▶ **EXCERPTED TEXT**:
────────────────────

Landlord's insurance doesn't cover you: If you've never lived in your own apartment, you may expect that your landlord will pay for the insurance. While it's true that your landlord will likely have fire insurance, it will only cover the property that he or she owns. Typically, this only includes the building itself. If your apartment is fully furnished, your landlord may get reimbursed if the furniture is destroyed in a fire. However, your landlord's insurance company will not pay you to replace your personal belongings. If your prize guitar or your computer gets damaged or destroyed, you're not going to be reimbursed unless you have your own insurance. 

Pays for unexpected expenses: If a neighbor accidentally starts a cooking fire that forces you to evacuate your apartment, you will probably have to find somewhere else to stay for at least a few days. While some people have friends or family that they can stay with, you may be forced to move into a hotel. Your local Red Cross may pay for a day's worth of hotel costs, but then you're responsible for further accommodations. When you have fire insurance, your insurance company will cover part or all of the remaining costs of your hotel stay. If you are forced to purchase clothes so that you can continue to go to work, your policy may cover that as well. Due to the potential high costs of hotels and clothing, paying for insurance now may save you hundreds or even thousands of dollars in unexpected out of pocket costs.

────────────────────

▶ **RECORDS SHOWN**:
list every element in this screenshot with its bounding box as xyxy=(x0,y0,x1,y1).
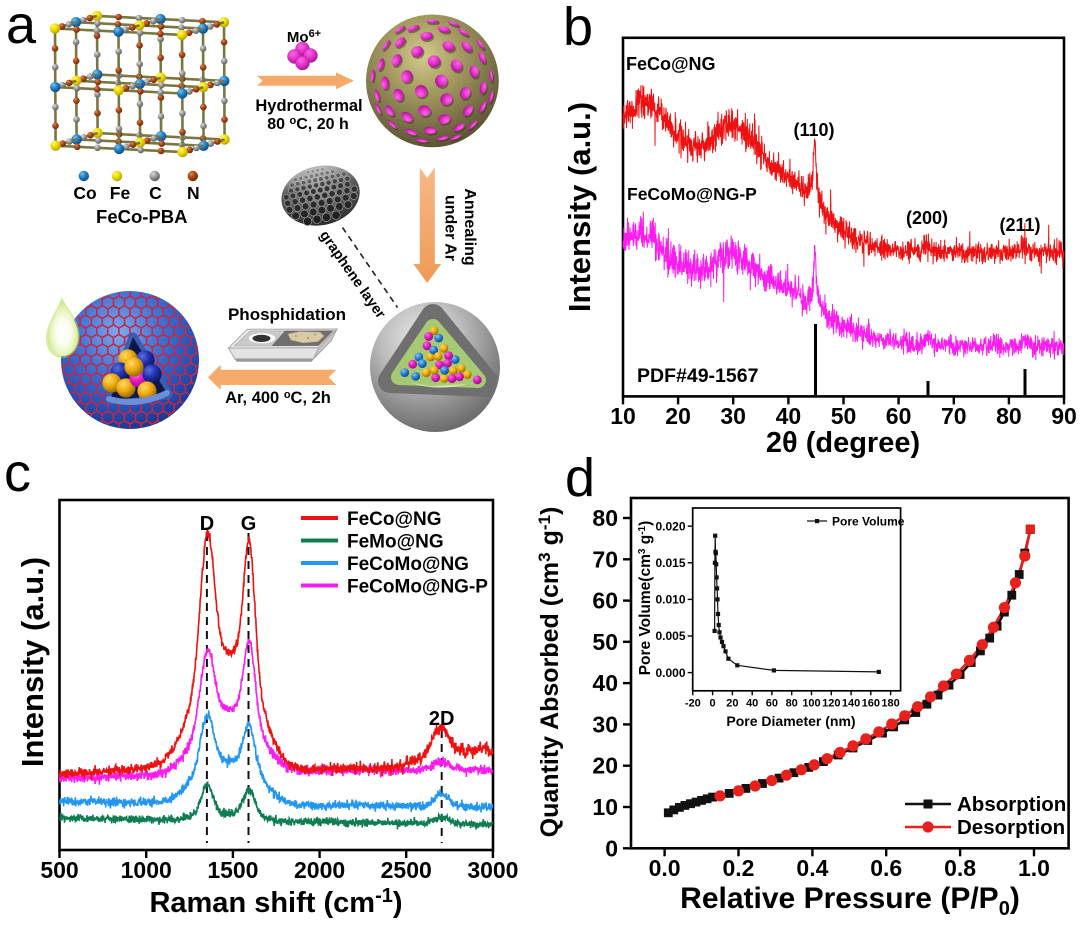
svg-text:(200): (200) xyxy=(906,208,948,228)
svg-text:90: 90 xyxy=(1051,403,1077,429)
svg-text:FeCo@NG: FeCo@NG xyxy=(626,54,716,74)
svg-text:Phosphidation: Phosphidation xyxy=(228,305,346,324)
svg-text:b: b xyxy=(563,0,593,57)
svg-text:Intensity (a.u.): Intensity (a.u.) xyxy=(562,102,597,312)
svg-text:1000: 1000 xyxy=(121,857,172,883)
svg-text:40: 40 xyxy=(746,698,758,710)
svg-text:Fe: Fe xyxy=(110,183,131,203)
svg-text:80: 80 xyxy=(786,698,798,710)
svg-text:10: 10 xyxy=(592,794,618,820)
svg-text:Relative Pressure (P/P0): Relative Pressure (P/P0) xyxy=(680,882,1020,920)
svg-text:FeMo@NG: FeMo@NG xyxy=(347,532,444,553)
svg-text:under Ar: under Ar xyxy=(441,195,458,261)
svg-text:d: d xyxy=(565,448,595,508)
svg-text:Pore Volume(cm3 g-1): Pore Volume(cm3 g-1) xyxy=(637,521,654,676)
svg-text:0.020: 0.020 xyxy=(655,519,685,533)
svg-text:FeCo-PBA: FeCo-PBA xyxy=(96,206,187,227)
svg-text:40: 40 xyxy=(776,403,802,429)
svg-text:Co: Co xyxy=(73,183,96,203)
svg-text:-20: -20 xyxy=(685,698,701,710)
svg-text:Pore Volume: Pore Volume xyxy=(832,515,905,529)
svg-text:a: a xyxy=(6,0,37,55)
svg-text:100: 100 xyxy=(802,698,820,710)
svg-text:10: 10 xyxy=(610,403,636,429)
svg-text:0.005: 0.005 xyxy=(655,629,685,643)
svg-text:70: 70 xyxy=(941,403,967,429)
svg-text:140: 140 xyxy=(842,698,860,710)
svg-text:0.6: 0.6 xyxy=(870,855,902,881)
svg-text:FeCoMo@NG: FeCoMo@NG xyxy=(347,554,469,575)
svg-text:20: 20 xyxy=(726,698,738,710)
svg-text:0.000: 0.000 xyxy=(655,666,685,680)
svg-text:(211): (211) xyxy=(999,215,1040,235)
svg-text:2θ (degree): 2θ (degree) xyxy=(766,427,920,459)
svg-text:50: 50 xyxy=(831,403,857,429)
svg-text:N: N xyxy=(187,183,200,203)
svg-text:80: 80 xyxy=(592,505,618,531)
svg-text:1.0: 1.0 xyxy=(1018,855,1050,881)
svg-text:0.010: 0.010 xyxy=(655,593,685,607)
svg-text:1500: 1500 xyxy=(207,857,258,883)
svg-text:30: 30 xyxy=(720,403,746,429)
svg-text:20: 20 xyxy=(592,753,618,779)
svg-text:0: 0 xyxy=(710,698,716,710)
svg-text:PDF#49-1567: PDF#49-1567 xyxy=(637,365,758,387)
svg-text:c: c xyxy=(4,443,31,503)
svg-text:Intensity (a.u.): Intensity (a.u.) xyxy=(15,557,50,767)
svg-text:0.4: 0.4 xyxy=(796,855,828,881)
svg-text:3000: 3000 xyxy=(467,857,518,883)
svg-text:30: 30 xyxy=(592,711,618,737)
svg-text:60: 60 xyxy=(592,588,618,614)
svg-text:500: 500 xyxy=(40,857,78,883)
svg-text:C: C xyxy=(149,183,162,203)
svg-text:70: 70 xyxy=(592,546,618,572)
svg-text:0: 0 xyxy=(605,835,618,861)
svg-text:Annealing: Annealing xyxy=(461,188,478,265)
svg-text:120: 120 xyxy=(822,698,840,710)
svg-text:0.0: 0.0 xyxy=(649,855,681,881)
svg-text:180: 180 xyxy=(881,698,899,710)
svg-text:80: 80 xyxy=(996,403,1022,429)
svg-text:60: 60 xyxy=(766,698,778,710)
svg-text:50: 50 xyxy=(592,629,618,655)
svg-text:G: G xyxy=(241,513,257,535)
svg-text:0.8: 0.8 xyxy=(944,855,976,881)
svg-text:Desorption: Desorption xyxy=(957,816,1065,839)
svg-text:2500: 2500 xyxy=(381,857,432,883)
svg-text:Raman shift (cm-1): Raman shift (cm-1) xyxy=(149,885,402,919)
svg-text:(110): (110) xyxy=(793,120,834,140)
svg-text:Hydrothermal: Hydrothermal xyxy=(255,97,362,115)
svg-text:0.015: 0.015 xyxy=(655,556,685,570)
svg-text:60: 60 xyxy=(886,403,912,429)
svg-text:FeCoMo@NG-P: FeCoMo@NG-P xyxy=(627,184,757,204)
svg-text:0.2: 0.2 xyxy=(723,855,755,881)
svg-text:FeCoMo@NG-P: FeCoMo@NG-P xyxy=(347,577,488,598)
svg-text:FeCo@NG: FeCo@NG xyxy=(347,509,442,530)
svg-text:20: 20 xyxy=(665,403,691,429)
svg-text:2000: 2000 xyxy=(294,857,345,883)
svg-text:2D: 2D xyxy=(429,708,455,730)
svg-text:40: 40 xyxy=(592,670,618,696)
svg-text:Ar, 400 oC, 2h: Ar, 400 oC, 2h xyxy=(225,389,331,407)
svg-text:Pore Diameter (nm): Pore Diameter (nm) xyxy=(726,713,855,729)
svg-text:160: 160 xyxy=(862,698,880,710)
svg-text:D: D xyxy=(200,513,214,535)
svg-text:80 oC, 20 h: 80 oC, 20 h xyxy=(267,115,348,133)
svg-text:Absorption: Absorption xyxy=(957,793,1066,816)
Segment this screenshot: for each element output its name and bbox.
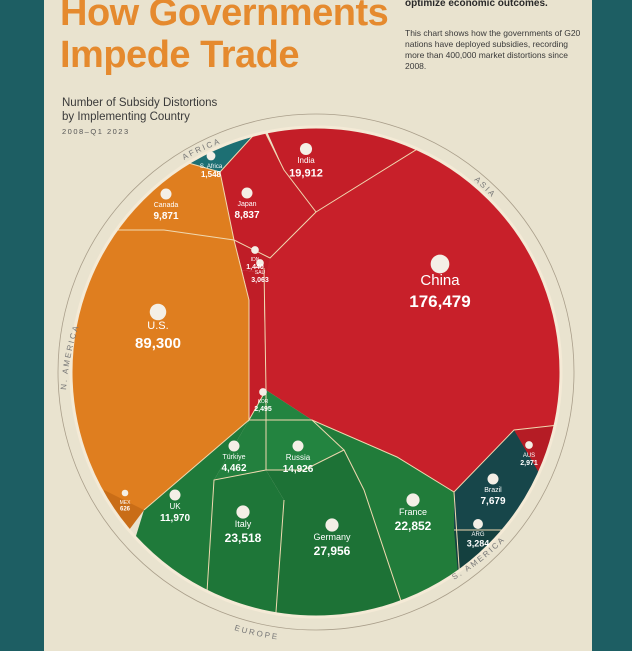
country-value-canada: 9,871 <box>153 211 178 222</box>
country-name-s-africa: S. Africa <box>200 164 223 170</box>
country-name-sau: SAU <box>255 270 266 276</box>
country-value-idn: 1,440 <box>246 264 264 271</box>
flag-icon-japan <box>241 187 253 199</box>
region-arc-guide <box>57 113 575 631</box>
subtitle-line-2: by Implementing Country <box>62 111 190 123</box>
flag-icon-china <box>430 254 450 274</box>
country-value-france: 22,852 <box>395 519 432 533</box>
voronoi-chart: AFRICA ASIA S. AMERICA EUROPE N. AMERICA… <box>57 113 575 642</box>
country-name-idn: IDN <box>251 257 260 263</box>
flag-icon-u-s <box>149 303 167 321</box>
country-value-s-africa: 1,548 <box>201 170 222 179</box>
country-name-india: India <box>297 156 315 165</box>
flag-icon-india <box>299 142 313 156</box>
country-value-arg: 3,284 <box>467 539 490 549</box>
date-range: 2008–Q1 2023 <box>62 127 130 136</box>
intro-bold: optimize economic outcomes. <box>405 0 548 9</box>
country-labels: China 176,479 U.S. 89,300 Germany 27,956 Italy… <box>120 142 538 558</box>
country-name-italy: Italy <box>235 519 252 529</box>
country-value-mex: 626 <box>120 506 131 512</box>
subtitle-line-1: Number of Subsidy Distortions <box>62 97 218 109</box>
flag-icon-s-africa <box>206 151 216 161</box>
country-name-kor: KOR <box>258 399 269 405</box>
flag-icon-aus <box>525 441 533 449</box>
country-name-germany: Germany <box>313 532 351 542</box>
country-name-arg: ARG <box>471 532 484 538</box>
country-value-brazil: 7,679 <box>480 496 505 507</box>
flag-icon-canada <box>160 188 172 200</box>
cell-japan <box>220 127 316 258</box>
flag-icon-russia <box>292 440 304 452</box>
chart-circle-outline <box>69 125 563 619</box>
flag-icon-sau <box>256 259 264 267</box>
country-value-uk: 11,970 <box>160 513 190 524</box>
country-name-japan: Japan <box>237 201 256 208</box>
cell-turkiye <box>214 390 266 480</box>
cell-sau <box>242 270 266 300</box>
flag-icon-uk <box>169 489 181 501</box>
country-value-russia: 14,926 <box>283 464 314 475</box>
country-value-kor: 2,495 <box>254 406 272 413</box>
country-name-brazil: Brazil <box>484 487 502 494</box>
flag-icon-italy <box>236 505 250 519</box>
country-name-u-s: U.S. <box>147 320 168 332</box>
cell-germany <box>266 450 414 617</box>
flag-icon-france <box>406 493 420 507</box>
country-name-aus: AUS <box>523 453 535 459</box>
country-value-u-s: 89,300 <box>135 335 181 352</box>
country-value-italy: 23,518 <box>225 531 262 545</box>
flag-icon-mex <box>121 489 129 497</box>
country-name-mex: MEX <box>120 500 132 506</box>
country-value-germany: 27,956 <box>314 544 351 558</box>
country-value-japan: 8,837 <box>234 210 259 221</box>
flag-icon-brazil <box>487 473 499 485</box>
chart-subtitle: Number of Subsidy Distortions by Impleme… <box>62 96 217 124</box>
infographic: How Governments Impede Trade optimize ec… <box>44 0 592 651</box>
country-value-india: 19,912 <box>289 167 323 179</box>
flag-icon-t-rkiye <box>228 440 240 452</box>
country-value-sau: 3,063 <box>251 277 269 284</box>
title-line-1: How Governments <box>60 0 389 34</box>
flag-icon-arg <box>473 519 483 529</box>
country-value-china: 176,479 <box>409 292 470 311</box>
intro-text: This chart shows how the governments of … <box>405 28 581 71</box>
flag-icon-kor <box>259 388 267 396</box>
country-name-uk: UK <box>169 502 181 511</box>
cell-us <box>71 230 249 520</box>
country-name-russia: Russia <box>286 453 311 462</box>
title-line-2: Impede Trade <box>60 34 299 76</box>
flag-icon-idn <box>251 246 259 254</box>
cell-russia <box>266 390 344 470</box>
country-name-canada: Canada <box>154 202 179 209</box>
country-name-china: China <box>420 272 460 289</box>
country-value-aus: 2,971 <box>520 460 538 467</box>
country-name-t-rkiye: Türkiye <box>223 454 246 461</box>
country-value-t-rkiye: 4,462 <box>221 463 246 474</box>
country-name-france: France <box>399 507 427 517</box>
page-title: How Governments Impede Trade <box>60 0 389 76</box>
flag-icon-germany <box>325 518 339 532</box>
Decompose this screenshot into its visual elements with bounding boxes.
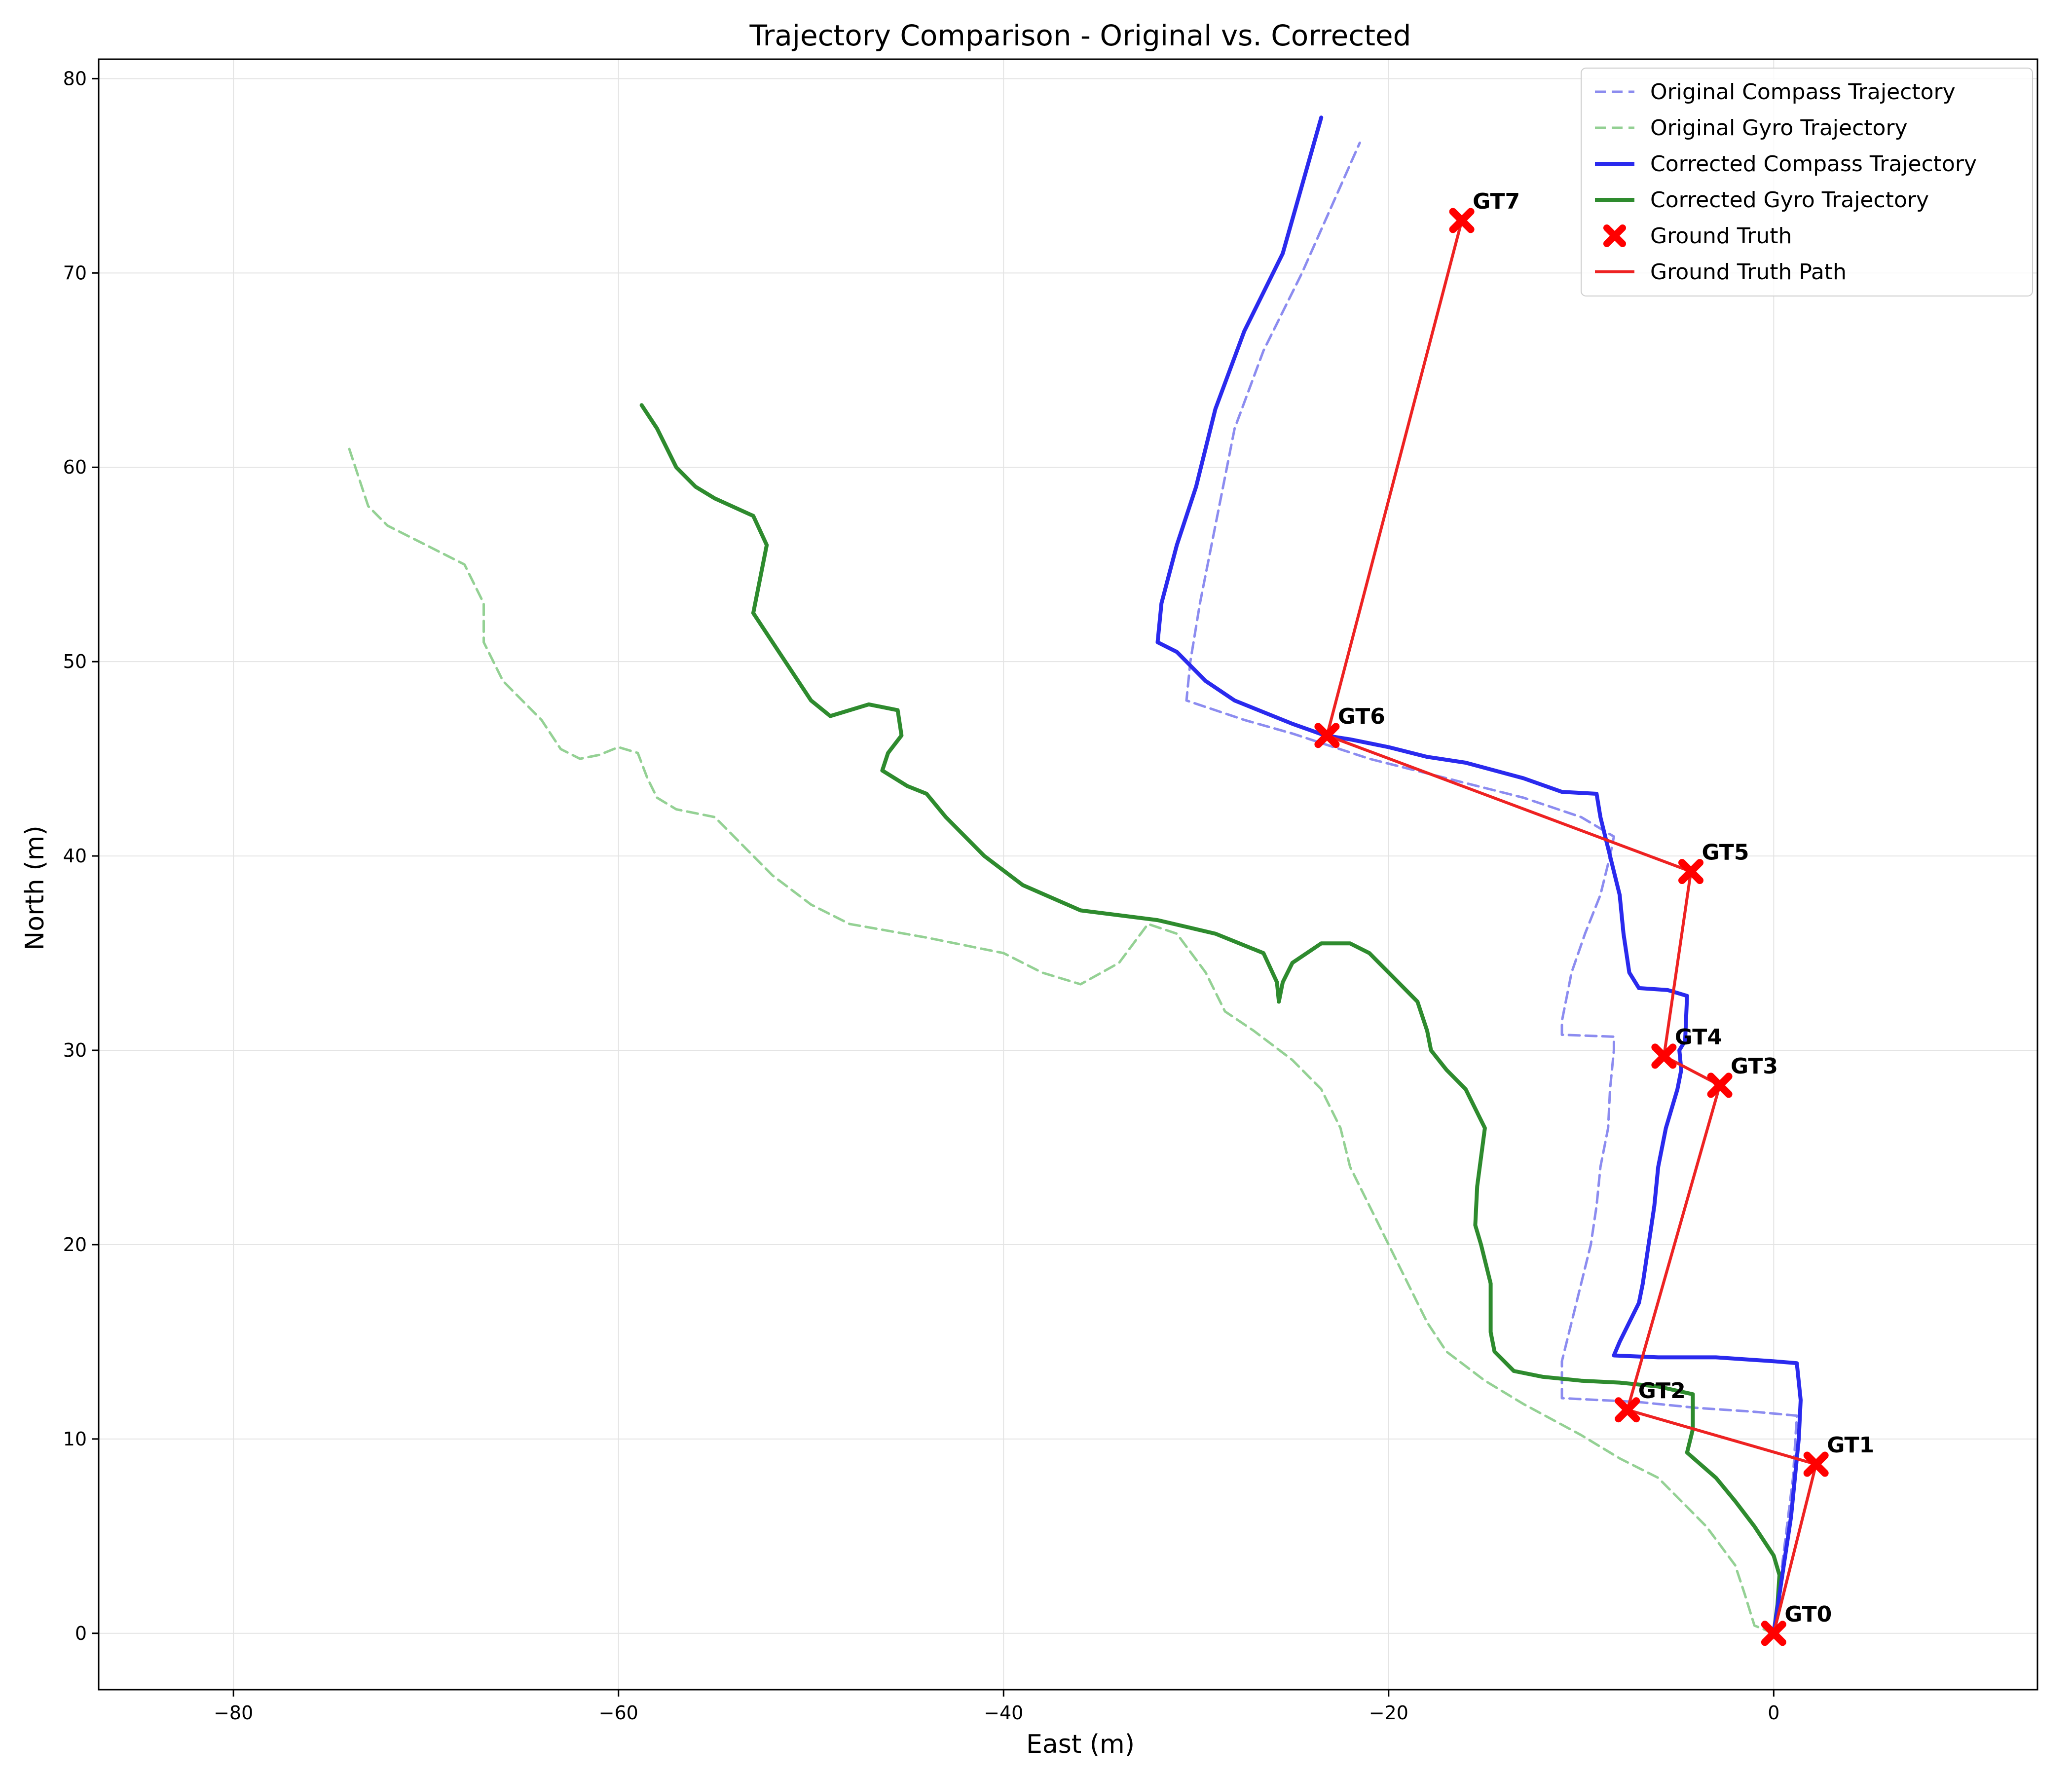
ground-truth-marker bbox=[1615, 1397, 1640, 1423]
ground-truth-marker bbox=[1707, 1073, 1733, 1098]
y-tick-label: 60 bbox=[63, 456, 87, 478]
gt-marker-stroke bbox=[1615, 1397, 1640, 1423]
gt-label: GT7 bbox=[1473, 189, 1520, 214]
original-compass-trajectory-line bbox=[1185, 141, 1798, 1635]
legend-entry-label: Original Gyro Trajectory bbox=[1650, 115, 1908, 141]
gt-marker-stroke bbox=[1707, 1073, 1733, 1098]
ground-truth-layer: GT0 GT1 GT2 GT3 GT4 GT5 GT6 GT7 bbox=[1314, 189, 1874, 1646]
y-tick-label: 40 bbox=[63, 845, 87, 867]
gt-label: GT6 bbox=[1338, 704, 1385, 729]
gt-marker-stroke bbox=[1449, 208, 1475, 233]
gt-label: GT1 bbox=[1827, 1433, 1874, 1458]
y-tick-label: 80 bbox=[63, 68, 87, 89]
gt-marker-stroke bbox=[1314, 723, 1340, 748]
y-tick-label: 10 bbox=[63, 1428, 87, 1450]
y-tick-label: 30 bbox=[63, 1039, 87, 1061]
series-layer bbox=[347, 115, 1818, 1635]
gt-label: GT3 bbox=[1731, 1054, 1778, 1079]
x-tick-label: −80 bbox=[214, 1702, 253, 1724]
ground-truth-marker bbox=[1314, 723, 1340, 748]
legend-swatch-ground-truth bbox=[1603, 224, 1626, 247]
ground-truth-path-line bbox=[1325, 219, 1818, 1635]
y-tick-label: 20 bbox=[63, 1234, 87, 1256]
legend-entry-label: Corrected Gyro Trajectory bbox=[1650, 187, 1929, 213]
gt-marker-stroke bbox=[1651, 1043, 1677, 1069]
legend-box bbox=[1581, 68, 2033, 296]
gt-marker-stroke bbox=[1678, 859, 1704, 885]
ground-truth-marker bbox=[1449, 208, 1475, 233]
gt-label: GT5 bbox=[1702, 840, 1749, 865]
gt-label: GT0 bbox=[1784, 1602, 1832, 1627]
x-tick-label: −40 bbox=[984, 1702, 1023, 1724]
legend-entry-label: Corrected Compass Trajectory bbox=[1650, 151, 1977, 177]
y-axis-label: North (m) bbox=[20, 825, 50, 950]
y-tick-label: 0 bbox=[75, 1623, 87, 1644]
gt-marker-stroke bbox=[1761, 1621, 1786, 1646]
x-tick-label: −60 bbox=[599, 1702, 638, 1724]
chart-title: Trajectory Comparison - Original vs. Cor… bbox=[749, 19, 1411, 52]
ground-truth-marker bbox=[1678, 859, 1704, 885]
gt-label: GT4 bbox=[1675, 1025, 1722, 1050]
y-tick-label: 50 bbox=[63, 651, 87, 672]
legend: Original Compass Trajectory Original Gyro… bbox=[1581, 68, 2033, 296]
corrected-compass-trajectory-line bbox=[1155, 115, 1803, 1635]
original-gyro-trajectory-line bbox=[347, 446, 1775, 1635]
x-axis-label: East (m) bbox=[1026, 1730, 1135, 1759]
ground-truth-marker bbox=[1651, 1043, 1677, 1069]
y-tick-label: 70 bbox=[63, 262, 87, 284]
corrected-gyro-trajectory-line bbox=[639, 403, 1781, 1635]
gt-marker-stroke bbox=[1803, 1451, 1829, 1477]
legend-entry-label: Original Compass Trajectory bbox=[1650, 79, 1956, 105]
plot-frame bbox=[98, 58, 2038, 1691]
legend-entry-label: Ground Truth Path bbox=[1650, 259, 1847, 285]
ticks: −80 −60 −40 −20 0 0 10 20 30 40 50 60 70 80 bbox=[63, 68, 1780, 1724]
x-tick-label: −20 bbox=[1369, 1702, 1408, 1724]
gt-label: GT2 bbox=[1638, 1378, 1686, 1404]
ground-truth-marker bbox=[1761, 1621, 1786, 1646]
legend-entry-label: Ground Truth bbox=[1650, 223, 1792, 249]
grid bbox=[99, 59, 2037, 1690]
ground-truth-marker bbox=[1803, 1451, 1829, 1477]
x-tick-label: 0 bbox=[1768, 1702, 1779, 1724]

────────────────────

▶ **GIVEN REQUEST 1**: In the renters' fire insurance passage, how much in hotel costs might the local Red Cross pay for?
▶ **GIVEN REQUEST 2**: Continue the passage on renters' fire insurance from its final sentence.
The entries have nothing to do with the passage on renters' fire insurance.

▶ **OUTPUT 1**: A day's worth of hotel costs.

▶ **OUTPUT 2**:
Avoid being sued: Should you accidentally start a fire in your own apartment, your landlord may expect you to cover what his or her own insurance won't pay for. This may include the cost of paint or paying for a contractor to come in and repair any smoke damage. If you're unable to pay this, your landlord could try to take you to court. But if you have a good fire insurance policy of your own, it may cover reimbursing your landlord for these expenses.